Extracted records:
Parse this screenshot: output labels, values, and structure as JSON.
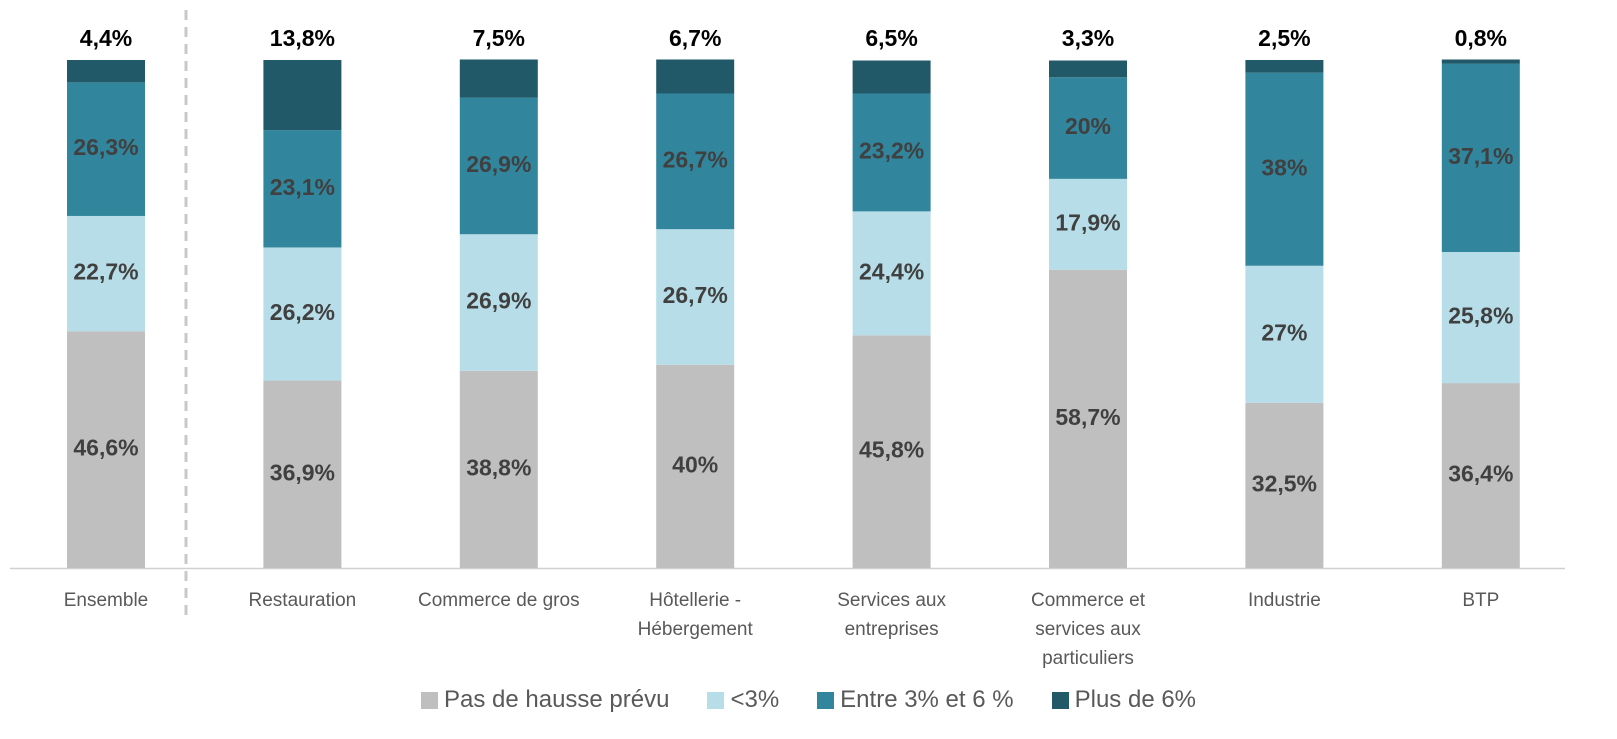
{
  "chart_data": {
    "type": "stacked_bar",
    "categories": [
      "Ensemble",
      "Restauration",
      "Commerce de gros",
      "Hôtellerie - Hébergement",
      "Services aux entreprises",
      "Commerce et services aux particuliers",
      "Industrie",
      "BTP"
    ],
    "ylim": [
      0,
      100
    ],
    "series": [
      {
        "name": "Pas de hausse prévu",
        "color": "#bfbfbf",
        "values": [
          46.6,
          36.9,
          38.8,
          40,
          45.8,
          58.7,
          32.5,
          36.4
        ],
        "value_labels": [
          "46,6%",
          "36,9%",
          "38,8%",
          "40%",
          "45,8%",
          "58,7%",
          "32,5%",
          "36,4%"
        ]
      },
      {
        "name": "<3%",
        "color": "#b7dde8",
        "values": [
          22.7,
          26.2,
          26.9,
          26.7,
          24.4,
          17.9,
          27,
          25.8
        ],
        "value_labels": [
          "22,7%",
          "26,2%",
          "26,9%",
          "26,7%",
          "24,4%",
          "17,9%",
          "27%",
          "25,8%"
        ]
      },
      {
        "name": "Entre 3% et 6 %",
        "color": "#31859c",
        "values": [
          26.3,
          23.1,
          26.9,
          26.7,
          23.2,
          20,
          38,
          37.1
        ],
        "value_labels": [
          "26,3%",
          "23,1%",
          "26,9%",
          "26,7%",
          "23,2%",
          "20%",
          "38%",
          "37,1%"
        ]
      },
      {
        "name": "Plus de 6%",
        "color": "#215968",
        "values": [
          4.4,
          13.8,
          7.5,
          6.7,
          6.5,
          3.3,
          2.5,
          0.8
        ],
        "value_labels": [
          "4,4%",
          "13,8%",
          "7,5%",
          "6,7%",
          "6,5%",
          "3,3%",
          "2,5%",
          "0,8%"
        ]
      }
    ]
  }
}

Required task:
In your copy, repeat each record exactly and include no pictures.

Answer to this problem:
Parse this screenshot: output labels, values, and structure as JSON.
{
  "chart_data": {
    "type": "stacked_bar",
    "categories": [
      "Ensemble",
      "Restauration",
      "Commerce de gros",
      "Hôtellerie - Hébergement",
      "Services aux entreprises",
      "Commerce et services aux particuliers",
      "Industrie",
      "BTP"
    ],
    "ylim": [
      0,
      100
    ],
    "series": [
      {
        "name": "Pas de hausse prévu",
        "color": "#bfbfbf",
        "values": [
          46.6,
          36.9,
          38.8,
          40,
          45.8,
          58.7,
          32.5,
          36.4
        ],
        "value_labels": [
          "46,6%",
          "36,9%",
          "38,8%",
          "40%",
          "45,8%",
          "58,7%",
          "32,5%",
          "36,4%"
        ]
      },
      {
        "name": "<3%",
        "color": "#b7dde8",
        "values": [
          22.7,
          26.2,
          26.9,
          26.7,
          24.4,
          17.9,
          27,
          25.8
        ],
        "value_labels": [
          "22,7%",
          "26,2%",
          "26,9%",
          "26,7%",
          "24,4%",
          "17,9%",
          "27%",
          "25,8%"
        ]
      },
      {
        "name": "Entre 3% et 6 %",
        "color": "#31859c",
        "values": [
          26.3,
          23.1,
          26.9,
          26.7,
          23.2,
          20,
          38,
          37.1
        ],
        "value_labels": [
          "26,3%",
          "23,1%",
          "26,9%",
          "26,7%",
          "23,2%",
          "20%",
          "38%",
          "37,1%"
        ]
      },
      {
        "name": "Plus de 6%",
        "color": "#215968",
        "values": [
          4.4,
          13.8,
          7.5,
          6.7,
          6.5,
          3.3,
          2.5,
          0.8
        ],
        "value_labels": [
          "4,4%",
          "13,8%",
          "7,5%",
          "6,7%",
          "6,5%",
          "3,3%",
          "2,5%",
          "0,8%"
        ]
      }
    ]
  }
}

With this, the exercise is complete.